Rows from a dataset
.....

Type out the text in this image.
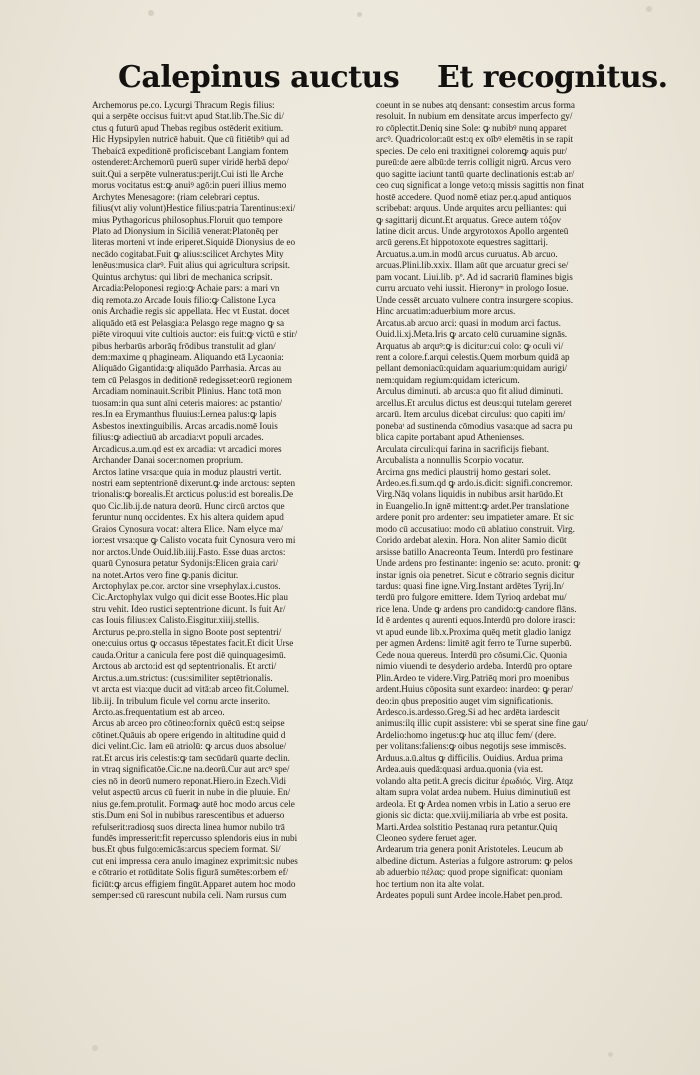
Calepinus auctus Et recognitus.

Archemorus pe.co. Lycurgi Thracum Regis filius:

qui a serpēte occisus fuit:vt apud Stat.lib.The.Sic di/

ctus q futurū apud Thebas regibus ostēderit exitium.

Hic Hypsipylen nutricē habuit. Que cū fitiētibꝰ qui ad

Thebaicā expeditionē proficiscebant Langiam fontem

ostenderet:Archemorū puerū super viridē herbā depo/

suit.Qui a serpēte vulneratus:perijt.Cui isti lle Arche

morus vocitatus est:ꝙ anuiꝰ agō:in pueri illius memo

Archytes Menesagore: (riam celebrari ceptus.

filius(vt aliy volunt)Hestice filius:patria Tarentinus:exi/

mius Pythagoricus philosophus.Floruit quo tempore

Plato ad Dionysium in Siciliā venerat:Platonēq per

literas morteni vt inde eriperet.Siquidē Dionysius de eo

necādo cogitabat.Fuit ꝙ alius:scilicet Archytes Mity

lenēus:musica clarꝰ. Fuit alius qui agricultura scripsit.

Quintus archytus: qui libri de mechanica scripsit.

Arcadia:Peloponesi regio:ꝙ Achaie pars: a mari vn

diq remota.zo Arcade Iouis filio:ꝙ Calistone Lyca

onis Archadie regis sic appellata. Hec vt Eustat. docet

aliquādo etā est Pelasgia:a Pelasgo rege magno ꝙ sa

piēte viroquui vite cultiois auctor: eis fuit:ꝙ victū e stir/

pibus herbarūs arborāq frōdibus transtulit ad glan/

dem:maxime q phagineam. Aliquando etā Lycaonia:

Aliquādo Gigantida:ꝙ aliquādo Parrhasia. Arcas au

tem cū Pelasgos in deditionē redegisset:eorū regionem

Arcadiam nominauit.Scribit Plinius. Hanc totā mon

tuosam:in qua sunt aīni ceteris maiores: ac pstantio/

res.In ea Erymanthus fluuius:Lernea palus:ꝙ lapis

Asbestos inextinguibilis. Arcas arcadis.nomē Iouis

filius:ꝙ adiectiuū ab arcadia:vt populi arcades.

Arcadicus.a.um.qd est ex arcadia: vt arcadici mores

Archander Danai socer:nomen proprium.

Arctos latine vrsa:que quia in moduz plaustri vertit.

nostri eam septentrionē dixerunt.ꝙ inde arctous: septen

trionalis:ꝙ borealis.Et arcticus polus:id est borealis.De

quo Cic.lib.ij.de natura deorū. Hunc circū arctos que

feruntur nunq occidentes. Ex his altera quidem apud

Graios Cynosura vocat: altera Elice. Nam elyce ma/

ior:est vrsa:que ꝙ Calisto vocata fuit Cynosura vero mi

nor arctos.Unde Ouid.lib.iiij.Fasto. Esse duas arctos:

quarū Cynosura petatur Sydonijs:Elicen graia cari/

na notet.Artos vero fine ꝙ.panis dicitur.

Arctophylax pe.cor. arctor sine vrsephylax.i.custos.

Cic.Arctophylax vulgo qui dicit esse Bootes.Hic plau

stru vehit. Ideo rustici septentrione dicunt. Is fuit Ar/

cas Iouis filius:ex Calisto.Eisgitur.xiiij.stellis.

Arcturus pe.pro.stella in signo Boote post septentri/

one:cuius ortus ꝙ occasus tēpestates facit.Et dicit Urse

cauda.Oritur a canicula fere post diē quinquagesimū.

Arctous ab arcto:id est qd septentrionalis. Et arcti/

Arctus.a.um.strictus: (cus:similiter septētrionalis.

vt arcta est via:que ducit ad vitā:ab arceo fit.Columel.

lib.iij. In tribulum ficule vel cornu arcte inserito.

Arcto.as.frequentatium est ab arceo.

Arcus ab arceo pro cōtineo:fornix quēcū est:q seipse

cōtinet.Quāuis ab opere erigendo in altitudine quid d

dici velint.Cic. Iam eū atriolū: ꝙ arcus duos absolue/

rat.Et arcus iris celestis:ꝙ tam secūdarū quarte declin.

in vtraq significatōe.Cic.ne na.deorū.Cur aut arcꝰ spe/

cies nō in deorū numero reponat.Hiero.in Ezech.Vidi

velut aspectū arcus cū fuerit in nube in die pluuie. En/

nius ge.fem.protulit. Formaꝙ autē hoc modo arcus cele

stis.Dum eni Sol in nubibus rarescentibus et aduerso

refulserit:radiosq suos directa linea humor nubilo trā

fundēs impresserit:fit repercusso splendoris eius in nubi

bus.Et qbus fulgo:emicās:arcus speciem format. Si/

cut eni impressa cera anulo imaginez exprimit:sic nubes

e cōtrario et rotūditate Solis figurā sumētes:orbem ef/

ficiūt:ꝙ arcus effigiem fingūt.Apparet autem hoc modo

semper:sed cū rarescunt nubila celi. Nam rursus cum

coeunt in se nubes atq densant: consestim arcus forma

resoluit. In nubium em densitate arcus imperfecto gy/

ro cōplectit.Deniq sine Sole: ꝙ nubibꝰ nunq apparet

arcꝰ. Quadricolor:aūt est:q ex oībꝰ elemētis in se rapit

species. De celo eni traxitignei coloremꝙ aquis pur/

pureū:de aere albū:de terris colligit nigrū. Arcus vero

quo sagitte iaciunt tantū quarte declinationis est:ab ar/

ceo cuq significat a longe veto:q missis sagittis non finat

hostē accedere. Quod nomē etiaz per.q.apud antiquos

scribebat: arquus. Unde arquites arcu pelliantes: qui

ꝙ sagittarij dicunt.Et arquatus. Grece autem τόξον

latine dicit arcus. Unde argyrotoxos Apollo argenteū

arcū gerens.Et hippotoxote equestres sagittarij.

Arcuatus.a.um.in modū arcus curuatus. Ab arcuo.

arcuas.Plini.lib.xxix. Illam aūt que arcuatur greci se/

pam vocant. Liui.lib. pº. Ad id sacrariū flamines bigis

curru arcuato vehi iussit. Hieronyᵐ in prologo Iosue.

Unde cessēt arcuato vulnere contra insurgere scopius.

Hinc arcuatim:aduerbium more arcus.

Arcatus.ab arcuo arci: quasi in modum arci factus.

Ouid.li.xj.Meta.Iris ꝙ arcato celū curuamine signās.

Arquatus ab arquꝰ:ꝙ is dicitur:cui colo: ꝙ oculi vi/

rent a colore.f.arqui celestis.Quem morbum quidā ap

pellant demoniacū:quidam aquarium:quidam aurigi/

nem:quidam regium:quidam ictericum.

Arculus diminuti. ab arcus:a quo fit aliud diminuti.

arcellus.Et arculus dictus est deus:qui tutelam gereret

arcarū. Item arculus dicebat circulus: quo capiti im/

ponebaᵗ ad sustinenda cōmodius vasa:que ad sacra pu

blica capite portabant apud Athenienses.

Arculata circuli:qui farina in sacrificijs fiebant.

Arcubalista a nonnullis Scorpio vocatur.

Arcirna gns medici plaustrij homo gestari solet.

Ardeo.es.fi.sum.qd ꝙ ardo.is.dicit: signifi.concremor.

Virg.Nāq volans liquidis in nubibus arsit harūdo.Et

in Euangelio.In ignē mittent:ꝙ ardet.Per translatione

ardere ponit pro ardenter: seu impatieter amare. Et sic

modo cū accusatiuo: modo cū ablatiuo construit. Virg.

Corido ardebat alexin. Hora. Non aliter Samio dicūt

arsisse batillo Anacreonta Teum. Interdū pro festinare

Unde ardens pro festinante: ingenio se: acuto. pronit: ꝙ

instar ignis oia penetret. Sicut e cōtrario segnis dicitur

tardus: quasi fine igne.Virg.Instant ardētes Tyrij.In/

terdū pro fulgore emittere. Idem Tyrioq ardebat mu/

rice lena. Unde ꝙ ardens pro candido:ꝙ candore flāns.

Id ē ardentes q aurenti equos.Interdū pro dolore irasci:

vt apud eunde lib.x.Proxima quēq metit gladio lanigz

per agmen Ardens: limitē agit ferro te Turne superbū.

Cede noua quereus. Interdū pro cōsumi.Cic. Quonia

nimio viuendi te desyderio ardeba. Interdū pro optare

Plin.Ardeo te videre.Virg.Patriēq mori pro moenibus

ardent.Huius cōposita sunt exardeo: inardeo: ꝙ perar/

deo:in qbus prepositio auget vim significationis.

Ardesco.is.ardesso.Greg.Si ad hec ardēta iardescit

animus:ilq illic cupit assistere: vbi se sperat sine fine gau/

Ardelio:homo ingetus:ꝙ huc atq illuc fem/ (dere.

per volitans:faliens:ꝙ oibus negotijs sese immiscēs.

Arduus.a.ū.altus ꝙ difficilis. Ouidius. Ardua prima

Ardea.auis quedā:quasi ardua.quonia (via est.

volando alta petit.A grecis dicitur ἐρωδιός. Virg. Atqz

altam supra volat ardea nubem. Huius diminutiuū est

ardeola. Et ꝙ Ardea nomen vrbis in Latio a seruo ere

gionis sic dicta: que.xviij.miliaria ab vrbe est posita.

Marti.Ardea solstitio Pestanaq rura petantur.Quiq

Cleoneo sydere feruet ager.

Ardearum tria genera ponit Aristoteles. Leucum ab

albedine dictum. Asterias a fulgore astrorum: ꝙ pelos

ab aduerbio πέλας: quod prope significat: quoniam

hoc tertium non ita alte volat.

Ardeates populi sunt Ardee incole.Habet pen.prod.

.....

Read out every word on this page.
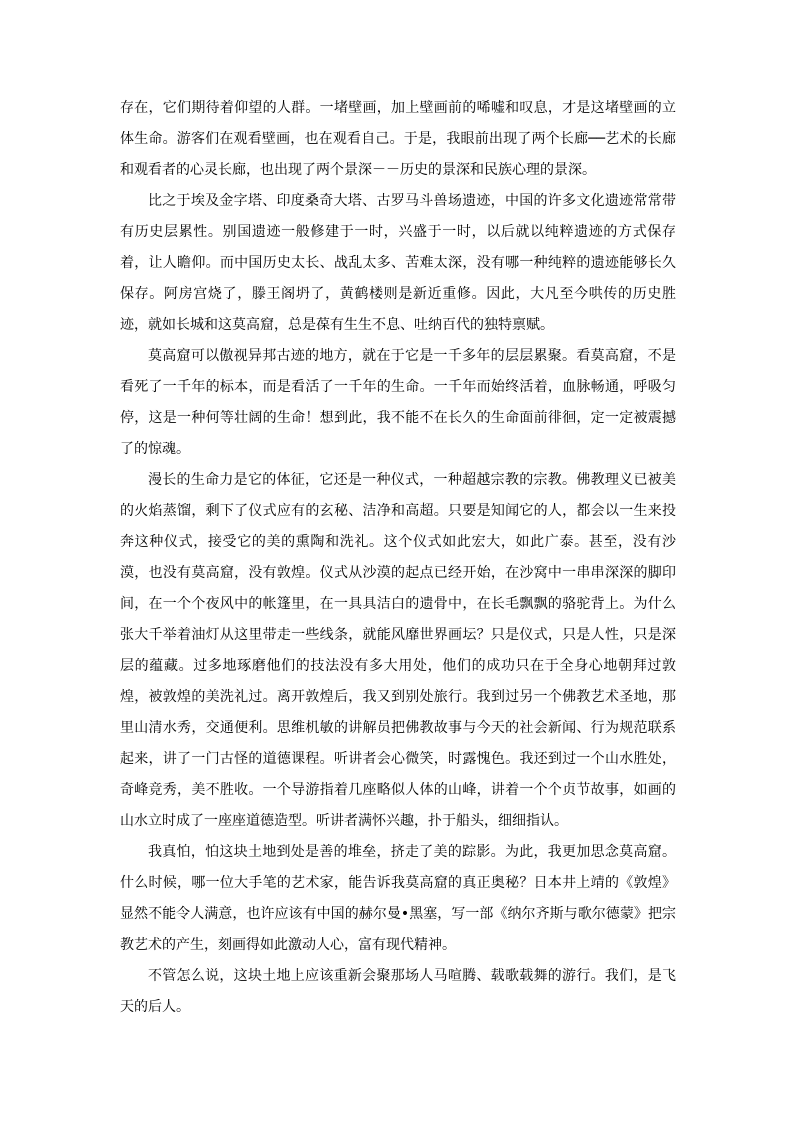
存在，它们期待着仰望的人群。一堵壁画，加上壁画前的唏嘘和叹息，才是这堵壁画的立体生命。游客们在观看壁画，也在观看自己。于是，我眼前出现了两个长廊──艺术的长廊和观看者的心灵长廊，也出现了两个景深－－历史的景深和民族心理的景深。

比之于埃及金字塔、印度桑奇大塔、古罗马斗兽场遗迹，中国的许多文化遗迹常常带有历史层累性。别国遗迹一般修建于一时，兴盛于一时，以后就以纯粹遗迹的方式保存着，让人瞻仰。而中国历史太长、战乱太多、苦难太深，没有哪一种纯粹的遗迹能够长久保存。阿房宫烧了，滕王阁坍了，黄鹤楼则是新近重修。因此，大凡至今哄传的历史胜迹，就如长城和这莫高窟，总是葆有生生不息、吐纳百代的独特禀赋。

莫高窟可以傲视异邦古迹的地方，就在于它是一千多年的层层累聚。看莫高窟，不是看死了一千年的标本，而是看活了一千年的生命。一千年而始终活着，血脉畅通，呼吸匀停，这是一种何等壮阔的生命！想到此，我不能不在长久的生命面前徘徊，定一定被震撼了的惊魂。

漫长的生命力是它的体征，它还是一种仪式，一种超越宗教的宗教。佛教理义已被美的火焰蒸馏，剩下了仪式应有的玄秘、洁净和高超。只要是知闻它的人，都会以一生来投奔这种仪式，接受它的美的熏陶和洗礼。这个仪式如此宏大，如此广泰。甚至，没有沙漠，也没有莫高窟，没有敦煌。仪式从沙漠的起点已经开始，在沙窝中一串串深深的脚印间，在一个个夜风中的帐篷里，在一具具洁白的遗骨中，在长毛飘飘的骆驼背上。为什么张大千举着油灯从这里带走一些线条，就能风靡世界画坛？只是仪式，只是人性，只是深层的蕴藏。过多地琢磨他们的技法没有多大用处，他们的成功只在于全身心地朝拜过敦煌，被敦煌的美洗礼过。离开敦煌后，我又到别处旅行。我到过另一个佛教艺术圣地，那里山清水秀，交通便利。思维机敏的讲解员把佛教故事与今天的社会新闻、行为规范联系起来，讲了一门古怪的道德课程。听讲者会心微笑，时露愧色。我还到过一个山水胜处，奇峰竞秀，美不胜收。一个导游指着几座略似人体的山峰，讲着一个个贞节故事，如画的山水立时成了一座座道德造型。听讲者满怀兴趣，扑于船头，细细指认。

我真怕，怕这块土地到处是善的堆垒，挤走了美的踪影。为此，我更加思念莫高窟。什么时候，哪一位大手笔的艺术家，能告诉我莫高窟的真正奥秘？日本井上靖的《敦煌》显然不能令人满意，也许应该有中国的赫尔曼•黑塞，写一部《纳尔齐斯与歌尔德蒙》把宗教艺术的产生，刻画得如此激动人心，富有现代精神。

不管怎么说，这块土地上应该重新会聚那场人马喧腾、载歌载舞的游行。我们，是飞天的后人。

.....

WORK TO BE COMPLETED – Collect the lines of the records that include the string "sunt".

COMPLETED TASK –
tuosam:in qua sunt aīni ceteris maiores: ac pstantio/
ardent.Huius cōposita sunt exardeo: inardeo: ꝙ perar/
Ardeates populi sunt Ardee incole.Habet pen.prod.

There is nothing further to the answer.